* Aim of the exercise *
What follows is a listing; restate every line of it word for word.

%%

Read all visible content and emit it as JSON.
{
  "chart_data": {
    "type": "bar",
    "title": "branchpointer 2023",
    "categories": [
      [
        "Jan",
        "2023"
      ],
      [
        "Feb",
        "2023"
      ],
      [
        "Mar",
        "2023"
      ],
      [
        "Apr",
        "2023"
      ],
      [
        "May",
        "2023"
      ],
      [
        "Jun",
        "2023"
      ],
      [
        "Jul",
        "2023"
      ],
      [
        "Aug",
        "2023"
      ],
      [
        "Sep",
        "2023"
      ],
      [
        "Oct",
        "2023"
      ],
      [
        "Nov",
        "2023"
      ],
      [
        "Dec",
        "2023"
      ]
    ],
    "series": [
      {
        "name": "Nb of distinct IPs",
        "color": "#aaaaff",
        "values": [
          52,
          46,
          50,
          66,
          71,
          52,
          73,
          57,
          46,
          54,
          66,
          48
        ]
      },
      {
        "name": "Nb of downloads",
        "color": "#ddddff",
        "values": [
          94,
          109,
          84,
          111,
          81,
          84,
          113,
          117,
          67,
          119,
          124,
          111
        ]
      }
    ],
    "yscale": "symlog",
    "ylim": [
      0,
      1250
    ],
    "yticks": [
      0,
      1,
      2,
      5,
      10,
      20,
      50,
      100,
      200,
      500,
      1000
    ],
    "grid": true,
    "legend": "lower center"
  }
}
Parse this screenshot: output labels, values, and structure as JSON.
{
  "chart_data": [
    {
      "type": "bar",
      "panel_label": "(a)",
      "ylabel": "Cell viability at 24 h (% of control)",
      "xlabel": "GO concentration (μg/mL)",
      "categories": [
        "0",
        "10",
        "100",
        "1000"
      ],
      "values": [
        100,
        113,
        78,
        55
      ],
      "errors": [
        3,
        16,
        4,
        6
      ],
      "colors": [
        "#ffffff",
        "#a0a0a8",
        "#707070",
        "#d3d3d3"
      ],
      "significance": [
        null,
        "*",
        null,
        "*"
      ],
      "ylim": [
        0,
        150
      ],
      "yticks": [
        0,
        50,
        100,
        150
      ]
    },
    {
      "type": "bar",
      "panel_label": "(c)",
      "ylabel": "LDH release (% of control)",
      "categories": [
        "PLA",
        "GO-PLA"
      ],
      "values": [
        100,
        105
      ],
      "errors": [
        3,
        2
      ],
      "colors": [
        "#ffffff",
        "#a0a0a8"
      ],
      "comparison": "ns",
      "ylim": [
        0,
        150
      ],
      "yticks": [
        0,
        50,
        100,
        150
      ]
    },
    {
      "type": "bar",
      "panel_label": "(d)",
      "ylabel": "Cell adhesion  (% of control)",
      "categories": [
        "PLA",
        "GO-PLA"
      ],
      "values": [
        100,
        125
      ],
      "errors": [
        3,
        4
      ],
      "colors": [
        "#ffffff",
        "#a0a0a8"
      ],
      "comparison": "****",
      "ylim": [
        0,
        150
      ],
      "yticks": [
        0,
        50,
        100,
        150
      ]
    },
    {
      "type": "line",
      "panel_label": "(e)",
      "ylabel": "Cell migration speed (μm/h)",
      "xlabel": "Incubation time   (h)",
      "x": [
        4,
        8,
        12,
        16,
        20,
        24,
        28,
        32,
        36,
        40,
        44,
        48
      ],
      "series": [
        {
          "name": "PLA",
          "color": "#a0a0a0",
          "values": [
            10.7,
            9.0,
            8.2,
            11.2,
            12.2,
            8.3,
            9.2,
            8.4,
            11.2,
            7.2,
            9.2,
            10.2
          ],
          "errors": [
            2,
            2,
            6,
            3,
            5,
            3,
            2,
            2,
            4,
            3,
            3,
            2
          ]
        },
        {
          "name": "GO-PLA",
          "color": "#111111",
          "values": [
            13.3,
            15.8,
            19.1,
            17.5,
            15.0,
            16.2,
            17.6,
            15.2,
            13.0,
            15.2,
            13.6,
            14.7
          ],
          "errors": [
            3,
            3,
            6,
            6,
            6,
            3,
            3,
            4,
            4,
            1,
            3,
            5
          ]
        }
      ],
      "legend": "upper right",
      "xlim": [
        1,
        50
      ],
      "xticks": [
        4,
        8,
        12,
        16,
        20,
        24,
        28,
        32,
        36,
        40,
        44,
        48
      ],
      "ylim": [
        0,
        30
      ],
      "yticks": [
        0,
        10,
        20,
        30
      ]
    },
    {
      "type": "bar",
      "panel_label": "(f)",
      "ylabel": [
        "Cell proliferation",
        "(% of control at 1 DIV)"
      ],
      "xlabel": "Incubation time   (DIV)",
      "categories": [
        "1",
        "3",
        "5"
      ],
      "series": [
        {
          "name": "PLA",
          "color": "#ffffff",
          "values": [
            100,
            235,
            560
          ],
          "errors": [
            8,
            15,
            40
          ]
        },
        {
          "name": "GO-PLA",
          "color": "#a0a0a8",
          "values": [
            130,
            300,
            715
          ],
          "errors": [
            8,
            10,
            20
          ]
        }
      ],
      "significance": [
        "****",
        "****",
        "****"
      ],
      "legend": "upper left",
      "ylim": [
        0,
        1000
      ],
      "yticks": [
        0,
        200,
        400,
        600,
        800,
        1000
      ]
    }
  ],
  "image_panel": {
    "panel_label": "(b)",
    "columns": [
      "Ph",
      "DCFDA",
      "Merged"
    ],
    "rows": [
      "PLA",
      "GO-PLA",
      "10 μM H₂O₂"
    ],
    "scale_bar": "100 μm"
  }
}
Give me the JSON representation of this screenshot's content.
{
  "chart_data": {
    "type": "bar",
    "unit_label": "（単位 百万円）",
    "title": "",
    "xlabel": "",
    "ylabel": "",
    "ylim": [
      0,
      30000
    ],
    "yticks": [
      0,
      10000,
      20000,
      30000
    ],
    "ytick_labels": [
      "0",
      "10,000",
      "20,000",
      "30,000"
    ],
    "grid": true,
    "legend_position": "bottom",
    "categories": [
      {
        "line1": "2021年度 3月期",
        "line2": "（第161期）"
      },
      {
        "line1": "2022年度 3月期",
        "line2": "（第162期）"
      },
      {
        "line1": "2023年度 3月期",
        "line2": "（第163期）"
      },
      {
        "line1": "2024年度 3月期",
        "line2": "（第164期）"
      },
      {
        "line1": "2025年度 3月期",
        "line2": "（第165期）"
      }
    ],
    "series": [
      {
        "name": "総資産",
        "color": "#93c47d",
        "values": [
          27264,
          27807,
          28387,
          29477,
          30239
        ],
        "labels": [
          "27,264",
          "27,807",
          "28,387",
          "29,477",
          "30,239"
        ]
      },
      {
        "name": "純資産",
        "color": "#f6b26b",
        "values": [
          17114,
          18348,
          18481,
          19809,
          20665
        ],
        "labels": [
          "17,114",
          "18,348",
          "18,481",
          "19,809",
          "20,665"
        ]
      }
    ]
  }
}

%%

* Written solution *
Read all visible content and emit it as JSON.
{
  "chart_data": {
    "type": "bar",
    "title": "branchpointer 2023",
    "categories": [
      [
        "Jan",
        "2023"
      ],
      [
        "Feb",
        "2023"
      ],
      [
        "Mar",
        "2023"
      ],
      [
        "Apr",
        "2023"
      ],
      [
        "May",
        "2023"
      ],
      [
        "Jun",
        "2023"
      ],
      [
        "Jul",
        "2023"
      ],
      [
        "Aug",
        "2023"
      ],
      [
        "Sep",
        "2023"
      ],
      [
        "Oct",
        "2023"
      ],
      [
        "Nov",
        "2023"
      ],
      [
        "Dec",
        "2023"
      ]
    ],
    "series": [
      {
        "name": "Nb of distinct IPs",
        "color": "#aaaaff",
        "values": [
          52,
          46,
          50,
          66,
          71,
          52,
          73,
          57,
          46,
          54,
          66,
          48
        ]
      },
      {
        "name": "Nb of downloads",
        "color": "#ddddff",
        "values": [
          94,
          109,
          84,
          111,
          81,
          84,
          113,
          117,
          67,
          119,
          124,
          111
        ]
      }
    ],
    "yscale": "symlog",
    "ylim": [
      0,
      1250
    ],
    "yticks": [
      0,
      1,
      2,
      5,
      10,
      20,
      50,
      100,
      200,
      500,
      1000
    ],
    "grid": true,
    "legend": "lower center"
  }
}
Parse this screenshot: output labels, values, and structure as JSON.
{
  "chart_data": [
    {
      "type": "bar",
      "panel_label": "(a)",
      "ylabel": "Cell viability at 24 h (% of control)",
      "xlabel": "GO concentration (μg/mL)",
      "categories": [
        "0",
        "10",
        "100",
        "1000"
      ],
      "values": [
        100,
        113,
        78,
        55
      ],
      "errors": [
        3,
        16,
        4,
        6
      ],
      "colors": [
        "#ffffff",
        "#a0a0a8",
        "#707070",
        "#d3d3d3"
      ],
      "significance": [
        null,
        "*",
        null,
        "*"
      ],
      "ylim": [
        0,
        150
      ],
      "yticks": [
        0,
        50,
        100,
        150
      ]
    },
    {
      "type": "bar",
      "panel_label": "(c)",
      "ylabel": "LDH release (% of control)",
      "categories": [
        "PLA",
        "GO-PLA"
      ],
      "values": [
        100,
        105
      ],
      "errors": [
        3,
        2
      ],
      "colors": [
        "#ffffff",
        "#a0a0a8"
      ],
      "comparison": "ns",
      "ylim": [
        0,
        150
      ],
      "yticks": [
        0,
        50,
        100,
        150
      ]
    },
    {
      "type": "bar",
      "panel_label": "(d)",
      "ylabel": "Cell adhesion  (% of control)",
      "categories": [
        "PLA",
        "GO-PLA"
      ],
      "values": [
        100,
        125
      ],
      "errors": [
        3,
        4
      ],
      "colors": [
        "#ffffff",
        "#a0a0a8"
      ],
      "comparison": "****",
      "ylim": [
        0,
        150
      ],
      "yticks": [
        0,
        50,
        100,
        150
      ]
    },
    {
      "type": "line",
      "panel_label": "(e)",
      "ylabel": "Cell migration speed (μm/h)",
      "xlabel": "Incubation time   (h)",
      "x": [
        4,
        8,
        12,
        16,
        20,
        24,
        28,
        32,
        36,
        40,
        44,
        48
      ],
      "series": [
        {
          "name": "PLA",
          "color": "#a0a0a0",
          "values": [
            10.7,
            9.0,
            8.2,
            11.2,
            12.2,
            8.3,
            9.2,
            8.4,
            11.2,
            7.2,
            9.2,
            10.2
          ],
          "errors": [
            2,
            2,
            6,
            3,
            5,
            3,
            2,
            2,
            4,
            3,
            3,
            2
          ]
        },
        {
          "name": "GO-PLA",
          "color": "#111111",
          "values": [
            13.3,
            15.8,
            19.1,
            17.5,
            15.0,
            16.2,
            17.6,
            15.2,
            13.0,
            15.2,
            13.6,
            14.7
          ],
          "errors": [
            3,
            3,
            6,
            6,
            6,
            3,
            3,
            4,
            4,
            1,
            3,
            5
          ]
        }
      ],
      "legend": "upper right",
      "xlim": [
        1,
        50
      ],
      "xticks": [
        4,
        8,
        12,
        16,
        20,
        24,
        28,
        32,
        36,
        40,
        44,
        48
      ],
      "ylim": [
        0,
        30
      ],
      "yticks": [
        0,
        10,
        20,
        30
      ]
    },
    {
      "type": "bar",
      "panel_label": "(f)",
      "ylabel": [
        "Cell proliferation",
        "(% of control at 1 DIV)"
      ],
      "xlabel": "Incubation time   (DIV)",
      "categories": [
        "1",
        "3",
        "5"
      ],
      "series": [
        {
          "name": "PLA",
          "color": "#ffffff",
          "values": [
            100,
            235,
            560
          ],
          "errors": [
            8,
            15,
            40
          ]
        },
        {
          "name": "GO-PLA",
          "color": "#a0a0a8",
          "values": [
            130,
            300,
            715
          ],
          "errors": [
            8,
            10,
            20
          ]
        }
      ],
      "significance": [
        "****",
        "****",
        "****"
      ],
      "legend": "upper left",
      "ylim": [
        0,
        1000
      ],
      "yticks": [
        0,
        200,
        400,
        600,
        800,
        1000
      ]
    }
  ],
  "image_panel": {
    "panel_label": "(b)",
    "columns": [
      "Ph",
      "DCFDA",
      "Merged"
    ],
    "rows": [
      "PLA",
      "GO-PLA",
      "10 μM H₂O₂"
    ],
    "scale_bar": "100 μm"
  }
}
Give me the JSON representation of this screenshot's content.
{
  "chart_data": {
    "type": "bar",
    "unit_label": "（単位 百万円）",
    "title": "",
    "xlabel": "",
    "ylabel": "",
    "ylim": [
      0,
      30000
    ],
    "yticks": [
      0,
      10000,
      20000,
      30000
    ],
    "ytick_labels": [
      "0",
      "10,000",
      "20,000",
      "30,000"
    ],
    "grid": true,
    "legend_position": "bottom",
    "categories": [
      {
        "line1": "2021年度 3月期",
        "line2": "（第161期）"
      },
      {
        "line1": "2022年度 3月期",
        "line2": "（第162期）"
      },
      {
        "line1": "2023年度 3月期",
        "line2": "（第163期）"
      },
      {
        "line1": "2024年度 3月期",
        "line2": "（第164期）"
      },
      {
        "line1": "2025年度 3月期",
        "line2": "（第165期）"
      }
    ],
    "series": [
      {
        "name": "総資産",
        "color": "#93c47d",
        "values": [
          27264,
          27807,
          28387,
          29477,
          30239
        ],
        "labels": [
          "27,264",
          "27,807",
          "28,387",
          "29,477",
          "30,239"
        ]
      },
      {
        "name": "純資産",
        "color": "#f6b26b",
        "values": [
          17114,
          18348,
          18481,
          19809,
          20665
        ],
        "labels": [
          "17,114",
          "18,348",
          "18,481",
          "19,809",
          "20,665"
        ]
      }
    ]
  }
}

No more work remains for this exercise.